Challenge:
Repeat the material below exactly, with no pictures.

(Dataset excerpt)
━━━━
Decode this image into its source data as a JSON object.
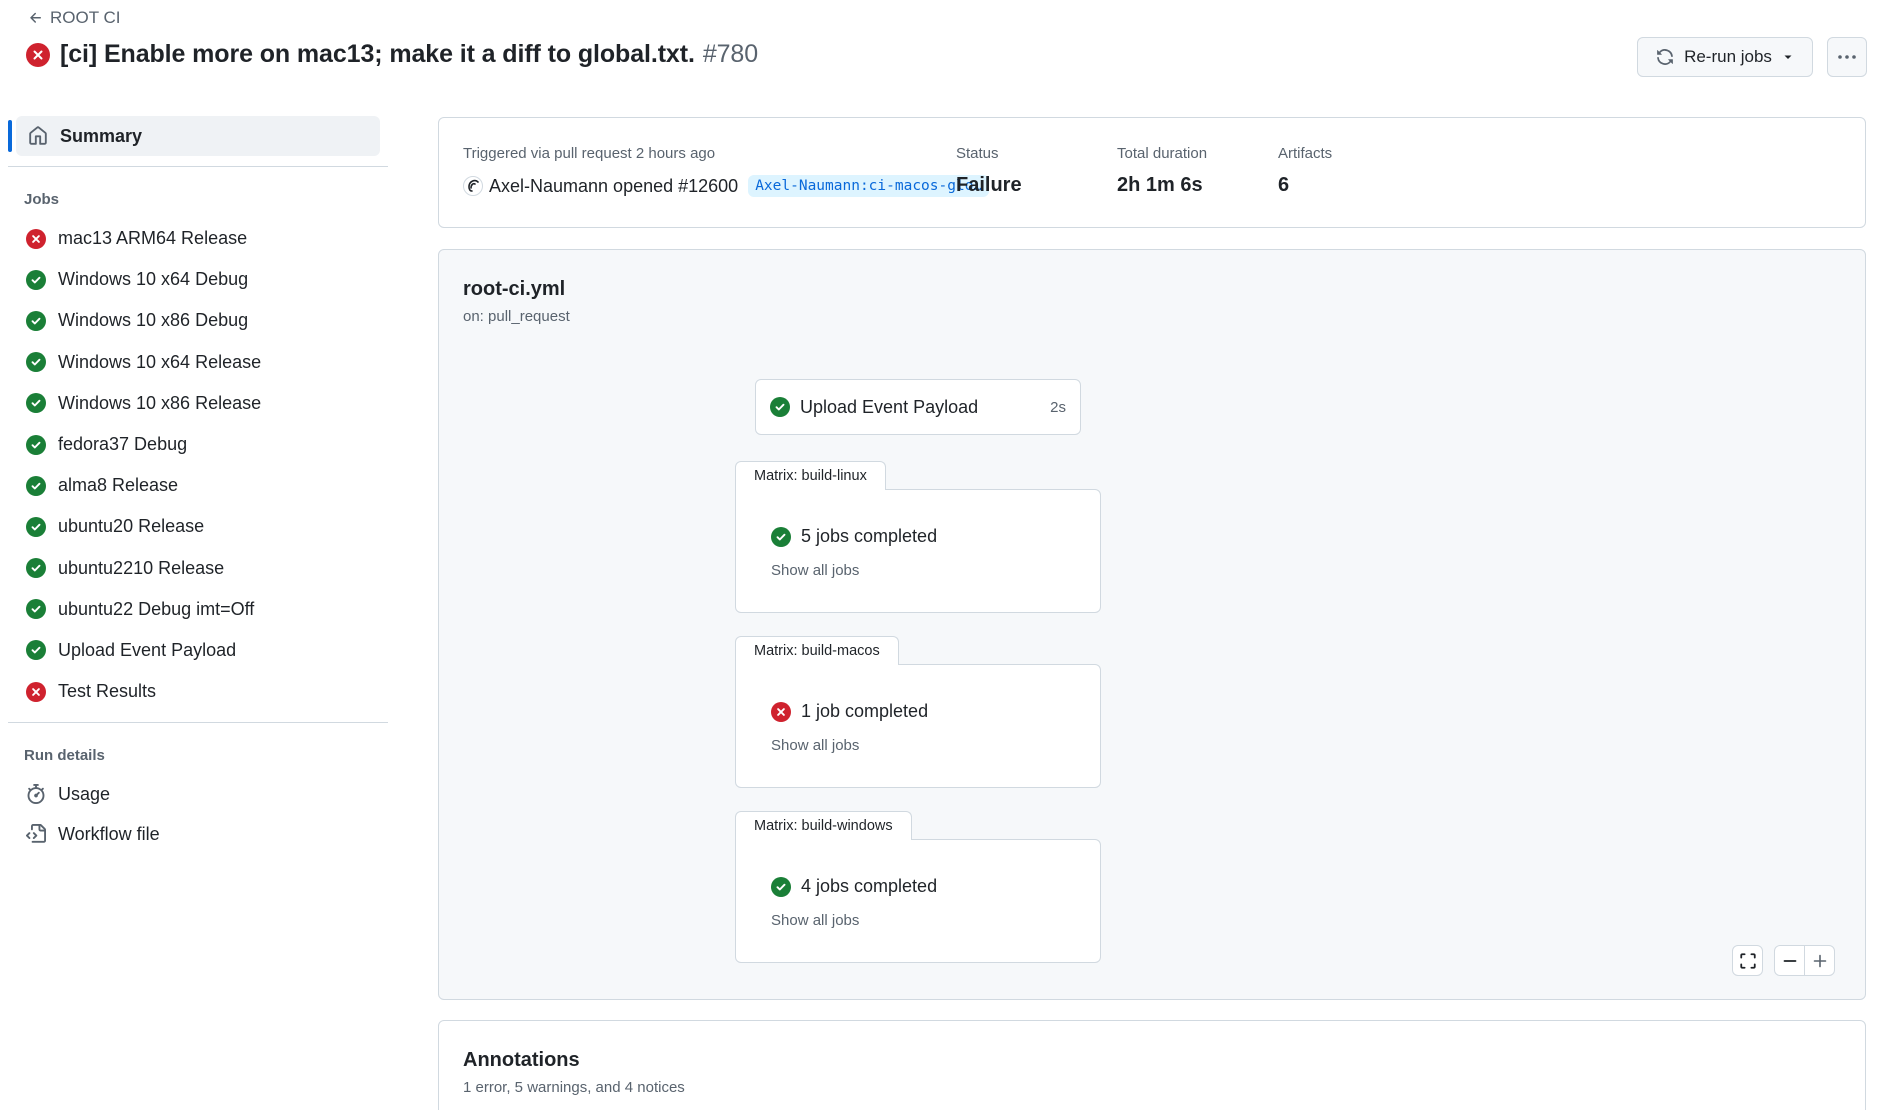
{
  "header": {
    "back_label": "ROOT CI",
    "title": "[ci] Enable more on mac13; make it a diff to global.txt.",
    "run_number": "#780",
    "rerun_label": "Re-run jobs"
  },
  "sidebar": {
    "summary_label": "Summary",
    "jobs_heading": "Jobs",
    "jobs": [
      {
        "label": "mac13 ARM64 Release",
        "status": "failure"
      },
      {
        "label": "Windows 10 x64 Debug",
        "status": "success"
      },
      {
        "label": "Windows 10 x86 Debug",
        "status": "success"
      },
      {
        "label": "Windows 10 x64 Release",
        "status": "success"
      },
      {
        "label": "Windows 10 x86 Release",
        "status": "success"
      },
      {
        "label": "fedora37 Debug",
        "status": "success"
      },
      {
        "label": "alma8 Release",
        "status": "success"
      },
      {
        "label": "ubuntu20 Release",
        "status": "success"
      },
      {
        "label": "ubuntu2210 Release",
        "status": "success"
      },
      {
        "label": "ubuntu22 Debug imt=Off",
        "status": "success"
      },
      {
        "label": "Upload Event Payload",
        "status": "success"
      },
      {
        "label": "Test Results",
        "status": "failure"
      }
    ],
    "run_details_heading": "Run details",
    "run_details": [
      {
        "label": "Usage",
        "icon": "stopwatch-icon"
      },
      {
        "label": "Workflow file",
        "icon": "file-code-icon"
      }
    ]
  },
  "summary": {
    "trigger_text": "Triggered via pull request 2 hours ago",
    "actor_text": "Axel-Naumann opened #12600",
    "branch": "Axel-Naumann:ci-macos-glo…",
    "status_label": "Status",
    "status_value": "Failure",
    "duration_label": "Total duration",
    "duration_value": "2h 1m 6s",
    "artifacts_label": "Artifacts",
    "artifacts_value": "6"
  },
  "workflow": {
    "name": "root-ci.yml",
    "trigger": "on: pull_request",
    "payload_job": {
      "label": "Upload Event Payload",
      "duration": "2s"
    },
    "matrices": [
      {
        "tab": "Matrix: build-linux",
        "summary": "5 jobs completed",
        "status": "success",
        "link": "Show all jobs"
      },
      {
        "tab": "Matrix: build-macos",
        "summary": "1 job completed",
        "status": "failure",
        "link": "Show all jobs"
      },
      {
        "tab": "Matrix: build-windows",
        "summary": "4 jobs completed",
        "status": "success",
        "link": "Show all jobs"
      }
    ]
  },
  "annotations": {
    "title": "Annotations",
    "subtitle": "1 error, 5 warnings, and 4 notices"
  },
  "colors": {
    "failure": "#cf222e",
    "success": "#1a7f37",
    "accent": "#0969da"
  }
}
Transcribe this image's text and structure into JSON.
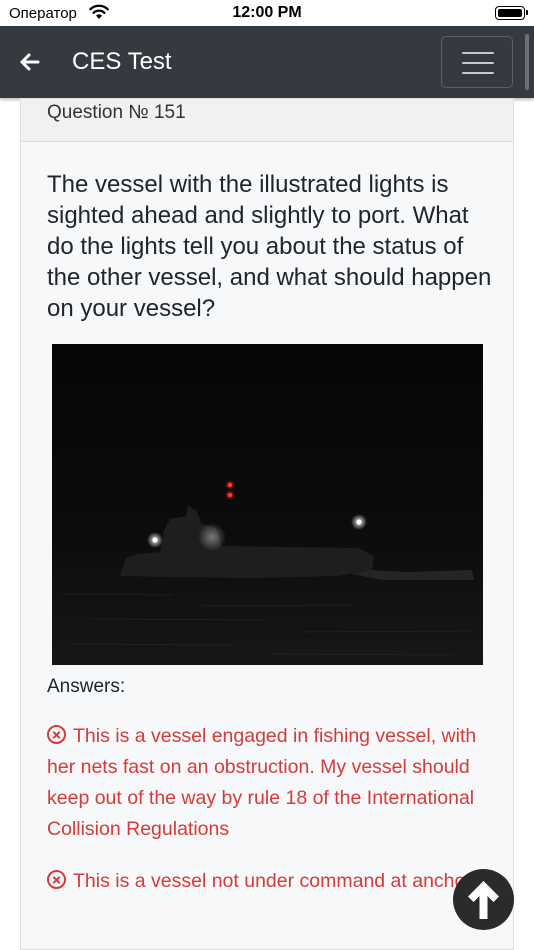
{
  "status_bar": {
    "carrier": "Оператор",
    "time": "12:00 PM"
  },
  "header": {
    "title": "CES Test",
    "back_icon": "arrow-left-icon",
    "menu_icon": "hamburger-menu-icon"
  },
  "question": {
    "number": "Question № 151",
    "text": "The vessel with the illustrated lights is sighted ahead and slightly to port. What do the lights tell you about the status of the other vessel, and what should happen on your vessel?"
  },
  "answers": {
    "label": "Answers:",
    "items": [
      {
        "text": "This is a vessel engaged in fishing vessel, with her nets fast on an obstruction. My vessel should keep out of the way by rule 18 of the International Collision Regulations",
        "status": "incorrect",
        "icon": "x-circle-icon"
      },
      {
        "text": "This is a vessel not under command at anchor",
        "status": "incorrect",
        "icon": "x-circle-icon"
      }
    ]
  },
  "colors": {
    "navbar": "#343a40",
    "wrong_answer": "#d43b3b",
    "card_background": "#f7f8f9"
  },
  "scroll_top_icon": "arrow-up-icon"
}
━━━━
Answer to this task:
Decode this image into its source data as a JSON object.
{
  "header": {
    "back_label": "ROOT CI",
    "title": "[ci] Enable more on mac13; make it a diff to global.txt.",
    "run_number": "#780",
    "rerun_label": "Re-run jobs"
  },
  "sidebar": {
    "summary_label": "Summary",
    "jobs_heading": "Jobs",
    "jobs": [
      {
        "label": "mac13 ARM64 Release",
        "status": "failure"
      },
      {
        "label": "Windows 10 x64 Debug",
        "status": "success"
      },
      {
        "label": "Windows 10 x86 Debug",
        "status": "success"
      },
      {
        "label": "Windows 10 x64 Release",
        "status": "success"
      },
      {
        "label": "Windows 10 x86 Release",
        "status": "success"
      },
      {
        "label": "fedora37 Debug",
        "status": "success"
      },
      {
        "label": "alma8 Release",
        "status": "success"
      },
      {
        "label": "ubuntu20 Release",
        "status": "success"
      },
      {
        "label": "ubuntu2210 Release",
        "status": "success"
      },
      {
        "label": "ubuntu22 Debug imt=Off",
        "status": "success"
      },
      {
        "label": "Upload Event Payload",
        "status": "success"
      },
      {
        "label": "Test Results",
        "status": "failure"
      }
    ],
    "run_details_heading": "Run details",
    "run_details": [
      {
        "label": "Usage",
        "icon": "stopwatch-icon"
      },
      {
        "label": "Workflow file",
        "icon": "file-code-icon"
      }
    ]
  },
  "summary": {
    "trigger_text": "Triggered via pull request 2 hours ago",
    "actor_text": "Axel-Naumann opened #12600",
    "branch": "Axel-Naumann:ci-macos-glo…",
    "status_label": "Status",
    "status_value": "Failure",
    "duration_label": "Total duration",
    "duration_value": "2h 1m 6s",
    "artifacts_label": "Artifacts",
    "artifacts_value": "6"
  },
  "workflow": {
    "name": "root-ci.yml",
    "trigger": "on: pull_request",
    "payload_job": {
      "label": "Upload Event Payload",
      "duration": "2s"
    },
    "matrices": [
      {
        "tab": "Matrix: build-linux",
        "summary": "5 jobs completed",
        "status": "success",
        "link": "Show all jobs"
      },
      {
        "tab": "Matrix: build-macos",
        "summary": "1 job completed",
        "status": "failure",
        "link": "Show all jobs"
      },
      {
        "tab": "Matrix: build-windows",
        "summary": "4 jobs completed",
        "status": "success",
        "link": "Show all jobs"
      }
    ]
  },
  "annotations": {
    "title": "Annotations",
    "subtitle": "1 error, 5 warnings, and 4 notices"
  },
  "colors": {
    "failure": "#cf222e",
    "success": "#1a7f37",
    "accent": "#0969da"
  }
}
Transcribe this image's text and structure into JSON.
{
  "status_bar": {
    "carrier": "Оператор",
    "time": "12:00 PM"
  },
  "header": {
    "title": "CES Test",
    "back_icon": "arrow-left-icon",
    "menu_icon": "hamburger-menu-icon"
  },
  "question": {
    "number": "Question № 151",
    "text": "The vessel with the illustrated lights is sighted ahead and slightly to port. What do the lights tell you about the status of the other vessel, and what should happen on your vessel?"
  },
  "answers": {
    "label": "Answers:",
    "items": [
      {
        "text": "This is a vessel engaged in fishing vessel, with her nets fast on an obstruction. My vessel should keep out of the way by rule 18 of the International Collision Regulations",
        "status": "incorrect",
        "icon": "x-circle-icon"
      },
      {
        "text": "This is a vessel not under command at anchor",
        "status": "incorrect",
        "icon": "x-circle-icon"
      }
    ]
  },
  "colors": {
    "navbar": "#343a40",
    "wrong_answer": "#d43b3b",
    "card_background": "#f7f8f9"
  },
  "scroll_top_icon": "arrow-up-icon"
}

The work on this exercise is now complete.